== Exercise ==
Output the records exactly. Include every line.

== Material for this exercise ==
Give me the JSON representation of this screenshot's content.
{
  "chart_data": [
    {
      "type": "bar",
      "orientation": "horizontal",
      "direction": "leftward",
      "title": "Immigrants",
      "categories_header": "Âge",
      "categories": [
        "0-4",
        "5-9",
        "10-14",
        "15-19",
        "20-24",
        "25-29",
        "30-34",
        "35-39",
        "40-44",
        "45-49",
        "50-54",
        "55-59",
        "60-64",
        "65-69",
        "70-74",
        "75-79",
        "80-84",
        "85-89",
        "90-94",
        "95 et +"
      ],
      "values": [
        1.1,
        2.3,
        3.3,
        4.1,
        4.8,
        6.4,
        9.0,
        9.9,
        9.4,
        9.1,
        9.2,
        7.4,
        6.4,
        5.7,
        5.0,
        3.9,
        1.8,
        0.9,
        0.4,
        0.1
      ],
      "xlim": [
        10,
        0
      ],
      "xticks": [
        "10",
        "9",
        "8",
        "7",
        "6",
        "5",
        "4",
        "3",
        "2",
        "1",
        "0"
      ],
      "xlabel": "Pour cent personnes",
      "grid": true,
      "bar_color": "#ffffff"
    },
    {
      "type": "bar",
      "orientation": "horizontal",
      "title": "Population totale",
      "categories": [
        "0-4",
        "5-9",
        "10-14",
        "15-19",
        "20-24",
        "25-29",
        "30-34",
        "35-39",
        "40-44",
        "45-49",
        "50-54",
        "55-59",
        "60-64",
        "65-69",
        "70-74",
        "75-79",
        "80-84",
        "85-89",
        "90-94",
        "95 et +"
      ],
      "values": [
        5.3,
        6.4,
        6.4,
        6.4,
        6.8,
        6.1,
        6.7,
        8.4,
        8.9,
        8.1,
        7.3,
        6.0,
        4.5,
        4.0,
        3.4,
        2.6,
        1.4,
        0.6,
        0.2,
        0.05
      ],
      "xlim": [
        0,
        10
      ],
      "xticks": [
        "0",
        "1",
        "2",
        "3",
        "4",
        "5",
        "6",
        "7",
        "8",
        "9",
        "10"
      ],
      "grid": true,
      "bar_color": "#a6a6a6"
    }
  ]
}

== Final result ==
Give me the JSON representation of this screenshot's content.
{
  "chart_data": [
    {
      "type": "bar",
      "orientation": "horizontal",
      "direction": "leftward",
      "title": "Immigrants",
      "categories_header": "Âge",
      "categories": [
        "0-4",
        "5-9",
        "10-14",
        "15-19",
        "20-24",
        "25-29",
        "30-34",
        "35-39",
        "40-44",
        "45-49",
        "50-54",
        "55-59",
        "60-64",
        "65-69",
        "70-74",
        "75-79",
        "80-84",
        "85-89",
        "90-94",
        "95 et +"
      ],
      "values": [
        1.1,
        2.3,
        3.3,
        4.1,
        4.8,
        6.4,
        9.0,
        9.9,
        9.4,
        9.1,
        9.2,
        7.4,
        6.4,
        5.7,
        5.0,
        3.9,
        1.8,
        0.9,
        0.4,
        0.1
      ],
      "xlim": [
        10,
        0
      ],
      "xticks": [
        "10",
        "9",
        "8",
        "7",
        "6",
        "5",
        "4",
        "3",
        "2",
        "1",
        "0"
      ],
      "xlabel": "Pour cent personnes",
      "grid": true,
      "bar_color": "#ffffff"
    },
    {
      "type": "bar",
      "orientation": "horizontal",
      "title": "Population totale",
      "categories": [
        "0-4",
        "5-9",
        "10-14",
        "15-19",
        "20-24",
        "25-29",
        "30-34",
        "35-39",
        "40-44",
        "45-49",
        "50-54",
        "55-59",
        "60-64",
        "65-69",
        "70-74",
        "75-79",
        "80-84",
        "85-89",
        "90-94",
        "95 et +"
      ],
      "values": [
        5.3,
        6.4,
        6.4,
        6.4,
        6.8,
        6.1,
        6.7,
        8.4,
        8.9,
        8.1,
        7.3,
        6.0,
        4.5,
        4.0,
        3.4,
        2.6,
        1.4,
        0.6,
        0.2,
        0.05
      ],
      "xlim": [
        0,
        10
      ],
      "xticks": [
        "0",
        "1",
        "2",
        "3",
        "4",
        "5",
        "6",
        "7",
        "8",
        "9",
        "10"
      ],
      "grid": true,
      "bar_color": "#a6a6a6"
    }
  ]
}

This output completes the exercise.